#### Material to process ####

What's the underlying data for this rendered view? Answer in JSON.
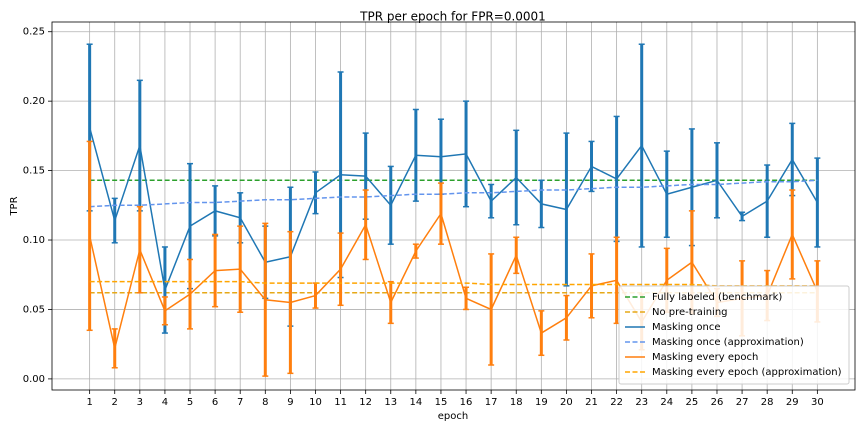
{
  "chart_data": {
    "type": "line",
    "title": "TPR per epoch for FPR=0.0001",
    "x_label": "epoch",
    "y_label": "TPR",
    "x": [
      1,
      2,
      3,
      4,
      5,
      6,
      7,
      8,
      9,
      10,
      11,
      12,
      13,
      14,
      15,
      16,
      17,
      18,
      19,
      20,
      21,
      22,
      23,
      24,
      25,
      26,
      27,
      28,
      29,
      30
    ],
    "xlim": [
      -0.5,
      31.5
    ],
    "xticks": [
      1,
      2,
      3,
      4,
      5,
      6,
      7,
      8,
      9,
      10,
      11,
      12,
      13,
      14,
      15,
      16,
      17,
      18,
      19,
      20,
      21,
      22,
      23,
      24,
      25,
      26,
      27,
      28,
      29,
      30
    ],
    "ylim": [
      -0.008,
      0.257
    ],
    "yticks": [
      {
        "value": 0,
        "label": "0.00"
      },
      0.05,
      {
        "value": 0.1,
        "label": "0.10"
      },
      0.15,
      {
        "value": 0.2,
        "label": "0.20"
      },
      0.25
    ],
    "grid": true,
    "legend": "lower right",
    "series": [
      {
        "name": "Fully labeled (benchmark)",
        "color": "#2ca02c",
        "linestyle": "dashed",
        "values": [
          0.143,
          0.143,
          0.143,
          0.143,
          0.143,
          0.143,
          0.143,
          0.143,
          0.143,
          0.143,
          0.143,
          0.143,
          0.143,
          0.143,
          0.143,
          0.143,
          0.143,
          0.143,
          0.143,
          0.143,
          0.143,
          0.143,
          0.143,
          0.143,
          0.143,
          0.143,
          0.143,
          0.143,
          0.143,
          0.143
        ]
      },
      {
        "name": "No pre-training",
        "color": "#e6a817",
        "linestyle": "dashed",
        "values": [
          0.062,
          0.062,
          0.062,
          0.062,
          0.062,
          0.062,
          0.062,
          0.062,
          0.062,
          0.062,
          0.062,
          0.062,
          0.062,
          0.062,
          0.062,
          0.062,
          0.062,
          0.062,
          0.062,
          0.062,
          0.062,
          0.062,
          0.062,
          0.062,
          0.062,
          0.062,
          0.062,
          0.062,
          0.062,
          0.062
        ]
      },
      {
        "name": "Masking once",
        "color": "#1f77b4",
        "linestyle": "solid",
        "values": [
          0.181,
          0.114,
          0.168,
          0.064,
          0.11,
          0.121,
          0.116,
          0.084,
          0.088,
          0.134,
          0.147,
          0.146,
          0.125,
          0.161,
          0.16,
          0.162,
          0.128,
          0.145,
          0.126,
          0.122,
          0.153,
          0.144,
          0.168,
          0.133,
          0.138,
          0.143,
          0.117,
          0.128,
          0.158,
          0.127
        ],
        "errors": [
          0.06,
          0.016,
          0.047,
          0.031,
          0.045,
          0.018,
          0.018,
          0.026,
          0.05,
          0.015,
          0.074,
          0.031,
          0.028,
          0.033,
          0.027,
          0.038,
          0.012,
          0.034,
          0.017,
          0.055,
          0.018,
          0.045,
          0.073,
          0.031,
          0.042,
          0.027,
          0.003,
          0.026,
          0.026,
          0.032
        ]
      },
      {
        "name": "Masking once (approximation)",
        "color": "#6495ed",
        "linestyle": "dashed",
        "values": [
          0.124,
          0.125,
          0.125,
          0.126,
          0.127,
          0.127,
          0.128,
          0.129,
          0.129,
          0.13,
          0.131,
          0.131,
          0.132,
          0.133,
          0.133,
          0.134,
          0.134,
          0.135,
          0.136,
          0.136,
          0.137,
          0.138,
          0.138,
          0.139,
          0.14,
          0.14,
          0.141,
          0.142,
          0.142,
          0.143
        ]
      },
      {
        "name": "Masking every epoch",
        "color": "#ff7f0e",
        "linestyle": "solid",
        "values": [
          0.103,
          0.022,
          0.093,
          0.049,
          0.061,
          0.078,
          0.079,
          0.057,
          0.055,
          0.06,
          0.079,
          0.111,
          0.055,
          0.092,
          0.119,
          0.058,
          0.05,
          0.089,
          0.033,
          0.044,
          0.067,
          0.071,
          0.041,
          0.071,
          0.084,
          0.055,
          0.058,
          0.06,
          0.104,
          0.063
        ],
        "errors": [
          0.068,
          0.014,
          0.031,
          0.01,
          0.025,
          0.026,
          0.031,
          0.055,
          0.051,
          0.009,
          0.026,
          0.025,
          0.015,
          0.005,
          0.022,
          0.008,
          0.04,
          0.013,
          0.016,
          0.016,
          0.023,
          0.031,
          0.02,
          0.023,
          0.037,
          0.01,
          0.027,
          0.018,
          0.032,
          0.022
        ]
      },
      {
        "name": "Masking every epoch (approximation)",
        "color": "#ffa500",
        "linestyle": "dashed",
        "values": [
          0.07,
          0.07,
          0.07,
          0.07,
          0.07,
          0.07,
          0.07,
          0.069,
          0.069,
          0.069,
          0.069,
          0.069,
          0.069,
          0.069,
          0.069,
          0.069,
          0.068,
          0.068,
          0.068,
          0.068,
          0.068,
          0.068,
          0.068,
          0.068,
          0.068,
          0.067,
          0.067,
          0.067,
          0.067,
          0.067
        ]
      }
    ]
  }
}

####

*Exercise brief:* Extract lines where the string "Masking" occurs.

*Written answer:*
        "name": "Masking once",
        "name": "Masking once (approximation)",
        "name": "Masking every epoch",
        "name": "Masking every epoch (approximation)",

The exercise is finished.